READING PASSAGE:
Sometimes arbitragers will run search ads that seem to promise very specific product offers at the next click. Kim Malone, director of operations for Google AdSense, showed the SES San Jose audience an ad that promised a carbon monoxide alarm for $29 but instead led to an arbitraged page full of more ads.

Daly says user expectation is what distinguishes these arbitraged pages from legitimate directories and comparison-shopping engines, which after all also bring visitors to pages full of ads and links.

“The difference is that their marketing copy appropriately suggests what they do,” he says. “If their ads say, ‘Click through to find the best prices on a range of products,’ that’s good enough. But if you suggest that you have deals on your site and then offer up just a page of ads, I consider that fraudulent advertising.”

“It’s perhaps unfair to call it a form of click fraud,” he says. “It’s really more con artistry, but it acts like a subtle form of click fraud in the way it affects advertisers. They’re not getting the quality of clicks they expected to pay the search engines for.”

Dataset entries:
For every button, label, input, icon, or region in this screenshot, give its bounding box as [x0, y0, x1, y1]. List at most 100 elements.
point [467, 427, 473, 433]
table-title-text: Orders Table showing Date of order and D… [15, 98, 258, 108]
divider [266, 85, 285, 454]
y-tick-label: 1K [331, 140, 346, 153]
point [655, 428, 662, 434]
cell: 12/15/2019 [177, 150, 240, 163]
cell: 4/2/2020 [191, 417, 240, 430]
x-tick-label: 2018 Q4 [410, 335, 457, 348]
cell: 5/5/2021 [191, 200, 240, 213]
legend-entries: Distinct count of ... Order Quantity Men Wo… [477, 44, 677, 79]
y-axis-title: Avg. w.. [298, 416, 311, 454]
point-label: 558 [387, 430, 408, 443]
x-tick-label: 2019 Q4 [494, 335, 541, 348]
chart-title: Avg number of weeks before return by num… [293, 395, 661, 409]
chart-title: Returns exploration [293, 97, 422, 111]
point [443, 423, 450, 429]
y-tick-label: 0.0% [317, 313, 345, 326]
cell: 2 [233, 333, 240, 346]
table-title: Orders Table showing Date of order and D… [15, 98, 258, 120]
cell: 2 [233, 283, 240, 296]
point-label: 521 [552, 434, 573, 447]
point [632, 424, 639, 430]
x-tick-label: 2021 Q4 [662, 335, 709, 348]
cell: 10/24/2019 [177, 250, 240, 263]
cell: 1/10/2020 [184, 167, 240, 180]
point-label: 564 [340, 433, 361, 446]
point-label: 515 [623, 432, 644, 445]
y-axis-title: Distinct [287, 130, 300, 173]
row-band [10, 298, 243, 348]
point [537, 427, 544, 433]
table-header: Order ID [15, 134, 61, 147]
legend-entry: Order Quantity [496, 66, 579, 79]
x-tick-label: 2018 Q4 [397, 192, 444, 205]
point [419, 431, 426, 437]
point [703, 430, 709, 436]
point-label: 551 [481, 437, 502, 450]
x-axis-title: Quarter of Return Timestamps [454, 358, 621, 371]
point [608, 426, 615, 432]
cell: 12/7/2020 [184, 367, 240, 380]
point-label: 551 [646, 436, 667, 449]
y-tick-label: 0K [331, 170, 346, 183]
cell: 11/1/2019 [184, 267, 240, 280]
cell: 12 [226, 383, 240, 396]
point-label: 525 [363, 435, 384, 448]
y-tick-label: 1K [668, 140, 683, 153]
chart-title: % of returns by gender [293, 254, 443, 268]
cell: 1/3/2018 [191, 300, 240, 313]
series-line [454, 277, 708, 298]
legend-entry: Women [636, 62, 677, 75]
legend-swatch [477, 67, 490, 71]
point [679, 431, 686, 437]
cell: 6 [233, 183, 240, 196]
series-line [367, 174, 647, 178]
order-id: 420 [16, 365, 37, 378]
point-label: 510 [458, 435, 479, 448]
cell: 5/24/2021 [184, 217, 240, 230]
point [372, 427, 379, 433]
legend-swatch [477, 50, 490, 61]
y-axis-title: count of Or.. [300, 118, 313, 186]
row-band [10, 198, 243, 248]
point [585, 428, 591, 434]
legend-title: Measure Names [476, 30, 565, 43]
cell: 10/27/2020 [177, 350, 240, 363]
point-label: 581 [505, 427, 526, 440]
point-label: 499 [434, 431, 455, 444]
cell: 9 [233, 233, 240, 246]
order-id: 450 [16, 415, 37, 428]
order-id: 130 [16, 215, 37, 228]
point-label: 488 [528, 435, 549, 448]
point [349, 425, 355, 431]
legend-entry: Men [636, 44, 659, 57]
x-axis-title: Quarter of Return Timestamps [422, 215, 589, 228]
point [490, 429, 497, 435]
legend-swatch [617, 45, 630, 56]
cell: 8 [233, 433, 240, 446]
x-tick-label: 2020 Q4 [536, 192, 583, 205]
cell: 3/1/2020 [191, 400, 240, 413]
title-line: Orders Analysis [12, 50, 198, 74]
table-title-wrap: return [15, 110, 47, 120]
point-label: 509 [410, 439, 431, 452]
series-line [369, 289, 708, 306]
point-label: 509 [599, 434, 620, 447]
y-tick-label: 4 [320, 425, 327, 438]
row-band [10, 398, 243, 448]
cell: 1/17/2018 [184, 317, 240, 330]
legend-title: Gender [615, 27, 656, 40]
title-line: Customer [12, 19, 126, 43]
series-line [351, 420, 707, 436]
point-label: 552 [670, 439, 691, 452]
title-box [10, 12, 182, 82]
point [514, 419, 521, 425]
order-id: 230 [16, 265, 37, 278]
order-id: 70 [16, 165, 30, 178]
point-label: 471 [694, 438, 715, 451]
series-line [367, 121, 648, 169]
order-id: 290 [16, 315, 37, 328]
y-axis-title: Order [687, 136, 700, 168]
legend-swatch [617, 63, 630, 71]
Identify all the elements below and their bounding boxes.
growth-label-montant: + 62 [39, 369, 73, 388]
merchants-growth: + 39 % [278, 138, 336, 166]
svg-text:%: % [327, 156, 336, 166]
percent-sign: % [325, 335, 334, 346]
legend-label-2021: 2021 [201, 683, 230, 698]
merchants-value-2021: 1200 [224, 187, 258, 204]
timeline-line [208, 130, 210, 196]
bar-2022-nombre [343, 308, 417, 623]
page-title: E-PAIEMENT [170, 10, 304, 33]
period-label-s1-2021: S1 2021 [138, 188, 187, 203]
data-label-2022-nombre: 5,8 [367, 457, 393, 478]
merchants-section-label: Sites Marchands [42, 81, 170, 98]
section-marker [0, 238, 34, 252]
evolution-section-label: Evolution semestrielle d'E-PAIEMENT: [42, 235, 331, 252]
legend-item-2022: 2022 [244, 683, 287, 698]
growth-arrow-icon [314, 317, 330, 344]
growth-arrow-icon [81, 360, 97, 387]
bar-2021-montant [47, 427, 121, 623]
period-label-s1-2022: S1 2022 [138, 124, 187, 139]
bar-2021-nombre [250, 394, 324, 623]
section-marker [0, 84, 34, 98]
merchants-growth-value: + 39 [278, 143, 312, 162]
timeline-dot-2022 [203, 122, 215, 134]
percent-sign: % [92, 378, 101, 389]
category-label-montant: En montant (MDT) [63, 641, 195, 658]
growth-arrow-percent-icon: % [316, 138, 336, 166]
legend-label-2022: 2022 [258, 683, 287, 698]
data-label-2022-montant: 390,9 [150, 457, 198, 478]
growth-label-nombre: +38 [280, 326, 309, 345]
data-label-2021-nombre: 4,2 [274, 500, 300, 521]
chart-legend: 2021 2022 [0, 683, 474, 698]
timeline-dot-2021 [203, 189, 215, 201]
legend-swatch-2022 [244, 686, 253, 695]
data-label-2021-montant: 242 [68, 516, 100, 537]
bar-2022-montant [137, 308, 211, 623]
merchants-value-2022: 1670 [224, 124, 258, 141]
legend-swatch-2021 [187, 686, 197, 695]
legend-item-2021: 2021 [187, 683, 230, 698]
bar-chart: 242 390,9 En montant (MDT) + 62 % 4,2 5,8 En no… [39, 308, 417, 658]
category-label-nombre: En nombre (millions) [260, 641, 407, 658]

WORK INSTRUCTIONS:
(a) Answer these questions using the passage on search ad arbitrage:
(i) What price did the ad shown by Kim Malone promise for a carbon monoxide alarm?
(ii) According to Daly, what distinguishes arbitraged pages from legitimate directories and comparison-shopping engines?
(iii) What does Daly say advertisers are not getting?
(b) Transcribe everything in the passage on search ad arbitrage from "Sometimes arbitragers will" down to "of more ads.".

COMPLETED EXERCISE:
(a)
(i) $29
(ii) User expectation
(iii) The quality of clicks they expected to pay the search engines for

(b)
Sometimes arbitragers will run search ads that seem to promise very specific product offers at the next click. Kim Malone, director of operations for Google AdSense, showed the SES San Jose audience an ad that promised a carbon monoxide alarm for $29 but instead led to an arbitraged page full of more ads.